Input records —
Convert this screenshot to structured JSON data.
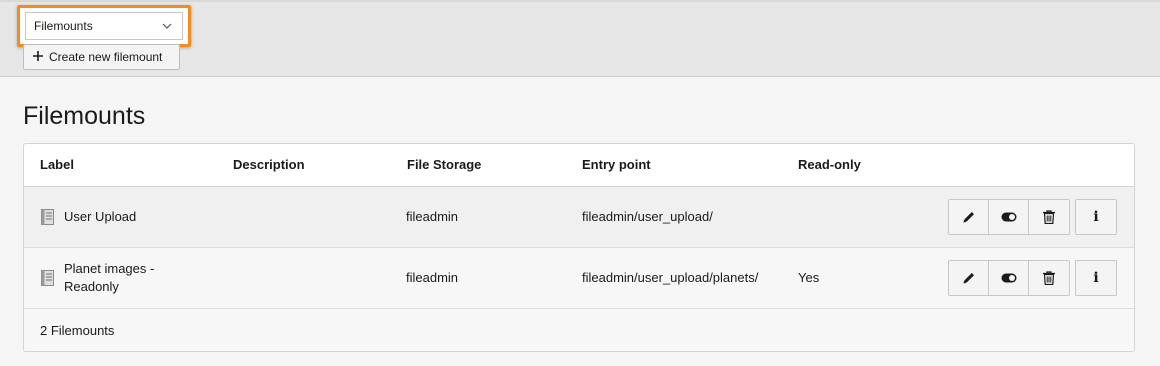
{
  "toolbar": {
    "selector_value": "Filemounts",
    "create_button_label": "Create new filemount",
    "highlight_color": "#f28c20"
  },
  "main": {
    "title": "Filemounts",
    "columns": [
      "Label",
      "Description",
      "File Storage",
      "Entry point",
      "Read-only"
    ],
    "rows": [
      {
        "label": "User Upload",
        "description": "",
        "storage": "fileadmin",
        "entry_point": "fileadmin/user_upload/",
        "read_only": ""
      },
      {
        "label": "Planet images - Readonly",
        "description": "",
        "storage": "fileadmin",
        "entry_point": "fileadmin/user_upload/planets/",
        "read_only": "Yes"
      }
    ],
    "footer": "2 Filemounts"
  },
  "icons": {
    "row_icon": "document-icon",
    "edit": "pencil-icon",
    "toggle": "toggle-icon",
    "delete": "trash-icon",
    "info": "info-icon"
  }
}
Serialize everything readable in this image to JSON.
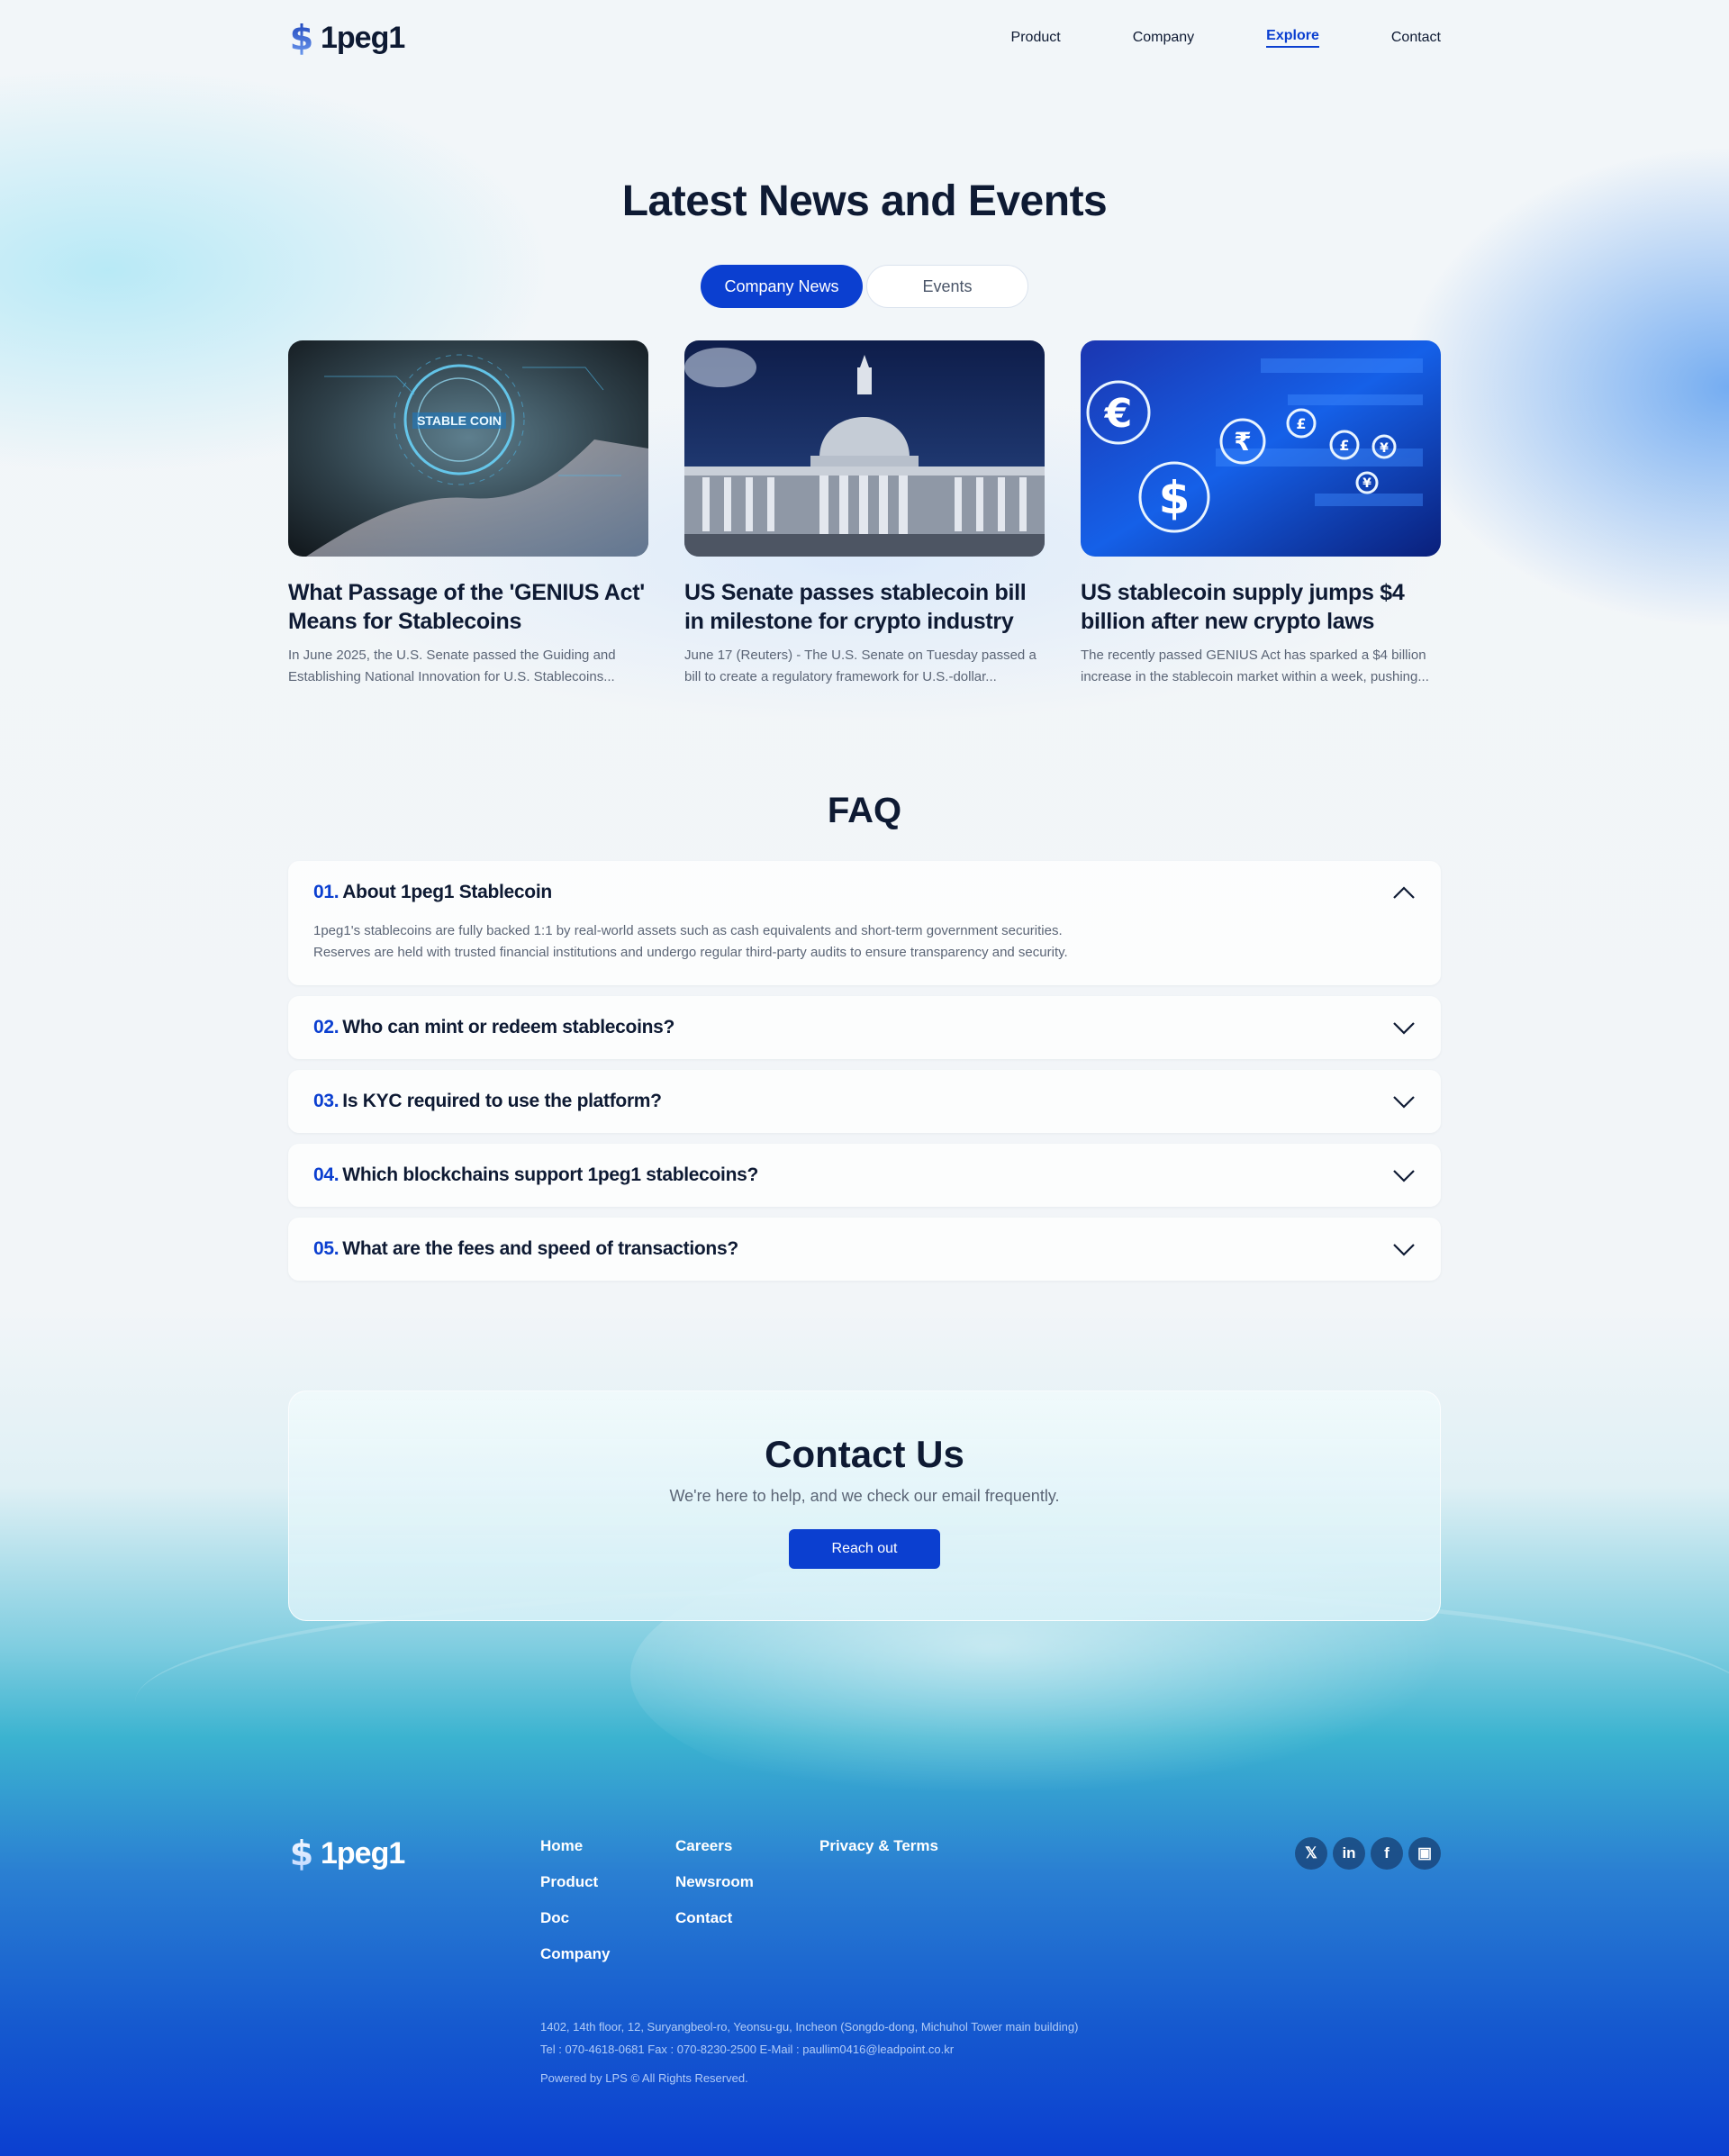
{
  "brand": {
    "name": "1peg1",
    "mark_icon": "dollar-coin-icon",
    "accent": "#0b3fd0"
  },
  "nav": [
    {
      "label": "Product",
      "active": false
    },
    {
      "label": "Company",
      "active": false
    },
    {
      "label": "Explore",
      "active": true
    },
    {
      "label": "Contact",
      "active": false
    }
  ],
  "news": {
    "title": "Latest News and Events",
    "tabs": [
      {
        "label": "Company News",
        "active": true
      },
      {
        "label": "Events",
        "active": false
      }
    ],
    "cards": [
      {
        "image_icon": "stable-coin-hand-image",
        "image_text": "STABLE COIN",
        "title": "What Passage of the 'GENIUS Act' Means for Stablecoins",
        "desc": "In June 2025, the U.S. Senate passed the Guiding and Establishing National Innovation for U.S. Stablecoins..."
      },
      {
        "image_icon": "capitol-building-image",
        "title": "US Senate passes stablecoin bill in milestone for crypto industry",
        "desc": "June 17 (Reuters) - The U.S. Senate on Tuesday passed a bill to create a regulatory framework for U.S.-dollar..."
      },
      {
        "image_icon": "currency-symbols-image",
        "title": "US stablecoin supply jumps $4 billion after new crypto laws",
        "desc": "The recently passed GENIUS Act has sparked a $4 billion increase in the stablecoin market within a week, pushing..."
      }
    ]
  },
  "faq": {
    "title": "FAQ",
    "items": [
      {
        "num": "01.",
        "question": "About 1peg1 Stablecoin",
        "expanded": true,
        "answer_lines": [
          "1peg1's stablecoins are fully backed 1:1 by real-world assets such as cash equivalents and short-term government securities.",
          "Reserves are held with trusted financial institutions and undergo regular third-party audits to ensure transparency and security."
        ]
      },
      {
        "num": "02.",
        "question": "Who can mint or redeem stablecoins?",
        "expanded": false
      },
      {
        "num": "03.",
        "question": "Is KYC required to use the platform?",
        "expanded": false
      },
      {
        "num": "04.",
        "question": "Which blockchains support 1peg1 stablecoins?",
        "expanded": false
      },
      {
        "num": "05.",
        "question": "What are the fees and speed of transactions?",
        "expanded": false
      }
    ]
  },
  "contact": {
    "title": "Contact Us",
    "subtitle": "We're here to help, and we check our email frequently.",
    "button": "Reach out"
  },
  "footer": {
    "col1": [
      "Home",
      "Product",
      "Doc",
      "Company"
    ],
    "col2": [
      "Careers",
      "Newsroom",
      "Contact"
    ],
    "col3": [
      "Privacy & Terms"
    ],
    "social": [
      {
        "icon": "x-icon",
        "glyph": "𝕏"
      },
      {
        "icon": "linkedin-icon",
        "glyph": "in"
      },
      {
        "icon": "facebook-icon",
        "glyph": "f"
      },
      {
        "icon": "blog-icon",
        "glyph": "▣"
      }
    ],
    "address": "1402, 14th floor, 12, Suryangbeol-ro, Yeonsu-gu, Incheon (Songdo-dong, Michuhol Tower main building)",
    "contact_line": "Tel : 070-4618-0681 Fax : 070-8230-2500 E-Mail : paullim0416@leadpoint.co.kr",
    "powered": "Powered by LPS © All Rights Reserved."
  }
}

The task —
Write the listing out a second time exactly, dropping all images.

Answer to the problem —
Convert this screenshot to structured JSON data.
{
  "toolbar": {
    "selector_value": "Filemounts",
    "create_button_label": "Create new filemount",
    "highlight_color": "#f28c20"
  },
  "main": {
    "title": "Filemounts",
    "columns": [
      "Label",
      "Description",
      "File Storage",
      "Entry point",
      "Read-only"
    ],
    "rows": [
      {
        "label": "User Upload",
        "description": "",
        "storage": "fileadmin",
        "entry_point": "fileadmin/user_upload/",
        "read_only": ""
      },
      {
        "label": "Planet images - Readonly",
        "description": "",
        "storage": "fileadmin",
        "entry_point": "fileadmin/user_upload/planets/",
        "read_only": "Yes"
      }
    ],
    "footer": "2 Filemounts"
  },
  "icons": {
    "row_icon": "document-icon",
    "edit": "pencil-icon",
    "toggle": "toggle-icon",
    "delete": "trash-icon",
    "info": "info-icon"
  }
}
Serialize everything readable in this image to JSON.
{
  "brand": {
    "name": "1peg1",
    "mark_icon": "dollar-coin-icon",
    "accent": "#0b3fd0"
  },
  "nav": [
    {
      "label": "Product",
      "active": false
    },
    {
      "label": "Company",
      "active": false
    },
    {
      "label": "Explore",
      "active": true
    },
    {
      "label": "Contact",
      "active": false
    }
  ],
  "news": {
    "title": "Latest News and Events",
    "tabs": [
      {
        "label": "Company News",
        "active": true
      },
      {
        "label": "Events",
        "active": false
      }
    ],
    "cards": [
      {
        "image_icon": "stable-coin-hand-image",
        "image_text": "STABLE COIN",
        "title": "What Passage of the 'GENIUS Act' Means for Stablecoins",
        "desc": "In June 2025, the U.S. Senate passed the Guiding and Establishing National Innovation for U.S. Stablecoins..."
      },
      {
        "image_icon": "capitol-building-image",
        "title": "US Senate passes stablecoin bill in milestone for crypto industry",
        "desc": "June 17 (Reuters) - The U.S. Senate on Tuesday passed a bill to create a regulatory framework for U.S.-dollar..."
      },
      {
        "image_icon": "currency-symbols-image",
        "title": "US stablecoin supply jumps $4 billion after new crypto laws",
        "desc": "The recently passed GENIUS Act has sparked a $4 billion increase in the stablecoin market within a week, pushing..."
      }
    ]
  },
  "faq": {
    "title": "FAQ",
    "items": [
      {
        "num": "01.",
        "question": "About 1peg1 Stablecoin",
        "expanded": true,
        "answer_lines": [
          "1peg1's stablecoins are fully backed 1:1 by real-world assets such as cash equivalents and short-term government securities.",
          "Reserves are held with trusted financial institutions and undergo regular third-party audits to ensure transparency and security."
        ]
      },
      {
        "num": "02.",
        "question": "Who can mint or redeem stablecoins?",
        "expanded": false
      },
      {
        "num": "03.",
        "question": "Is KYC required to use the platform?",
        "expanded": false
      },
      {
        "num": "04.",
        "question": "Which blockchains support 1peg1 stablecoins?",
        "expanded": false
      },
      {
        "num": "05.",
        "question": "What are the fees and speed of transactions?",
        "expanded": false
      }
    ]
  },
  "contact": {
    "title": "Contact Us",
    "subtitle": "We're here to help, and we check our email frequently.",
    "button": "Reach out"
  },
  "footer": {
    "col1": [
      "Home",
      "Product",
      "Doc",
      "Company"
    ],
    "col2": [
      "Careers",
      "Newsroom",
      "Contact"
    ],
    "col3": [
      "Privacy & Terms"
    ],
    "social": [
      {
        "icon": "x-icon",
        "glyph": "𝕏"
      },
      {
        "icon": "linkedin-icon",
        "glyph": "in"
      },
      {
        "icon": "facebook-icon",
        "glyph": "f"
      },
      {
        "icon": "blog-icon",
        "glyph": "▣"
      }
    ],
    "address": "1402, 14th floor, 12, Suryangbeol-ro, Yeonsu-gu, Incheon (Songdo-dong, Michuhol Tower main building)",
    "contact_line": "Tel : 070-4618-0681 Fax : 070-8230-2500 E-Mail : paullim0416@leadpoint.co.kr",
    "powered": "Powered by LPS © All Rights Reserved."
  }
}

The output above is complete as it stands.